- Instructions for the task: Tally the lines in the records underneath that contain the string "соответствии", and state the figure by itself.
══════
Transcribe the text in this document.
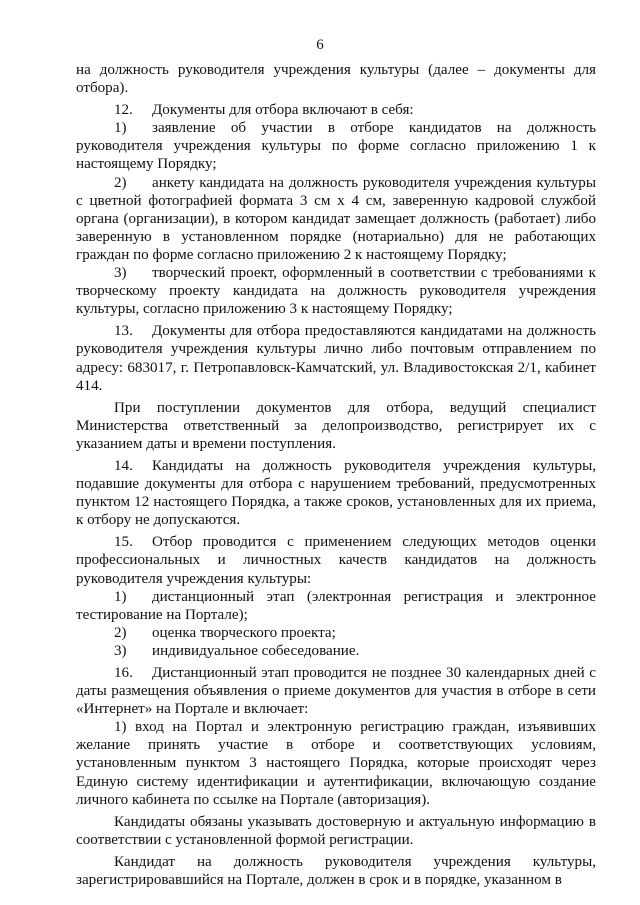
6

на должность руководителя учреждения культуры (далее – документы для отбора).

12. Документы для отбора включают в себя:

1) заявление об участии в отборе кандидатов на должность руководителя учреждения культуры по форме согласно приложению 1 к настоящему Порядку;

2) анкету кандидата на должность руководителя учреждения культуры с цветной фотографией формата 3 см х 4 см, заверенную кадровой службой органа (организации), в котором кандидат замещает должность (работает) либо заверенную в установленном порядке (нотариально) для не работающих граждан по форме согласно приложению 2 к настоящему Порядку;

3) творческий проект, оформленный в соответствии с требованиями к творческому проекту кандидата на должность руководителя учреждения культуры, согласно приложению 3 к настоящему Порядку;

13. Документы для отбора предоставляются кандидатами на должность руководителя учреждения культуры лично либо почтовым отправлением по адресу: 683017, г. Петропавловск-Камчатский, ул. Владивостокская 2/1, кабинет 414.

При поступлении документов для отбора, ведущий специалист Министерства ответственный за делопроизводство, регистрирует их с указанием даты и времени поступления.

14. Кандидаты на должность руководителя учреждения культуры, подавшие документы для отбора с нарушением требований, предусмотренных пунктом 12 настоящего Порядка, а также сроков, установленных для их приема, к отбору не допускаются.

15. Отбор проводится с применением следующих методов оценки профессиональных и личностных качеств кандидатов на должность руководителя учреждения культуры:

1) дистанционный этап (электронная регистрация и электронное тестирование на Портале);

2) оценка творческого проекта;

3) индивидуальное собеседование.

16. Дистанционный этап проводится не позднее 30 календарных дней с даты размещения объявления о приеме документов для участия в отборе в сети «Интернет» на Портале и включает:

1) вход на Портал и электронную регистрацию граждан, изъявивших желание принять участие в отборе и соответствующих условиям, установленным пунктом 3 настоящего Порядка, которые происходят через Единую систему идентификации и аутентификации, включающую создание личного кабинета по ссылке на Портале (авторизация).

Кандидаты обязаны указывать достоверную и актуальную информацию в соответствии с установленной формой регистрации.

Кандидат на должность руководителя учреждения культуры, зарегистрировавшийся на Портале, должен в срок и в порядке, указанном в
══════
- Full solution: 2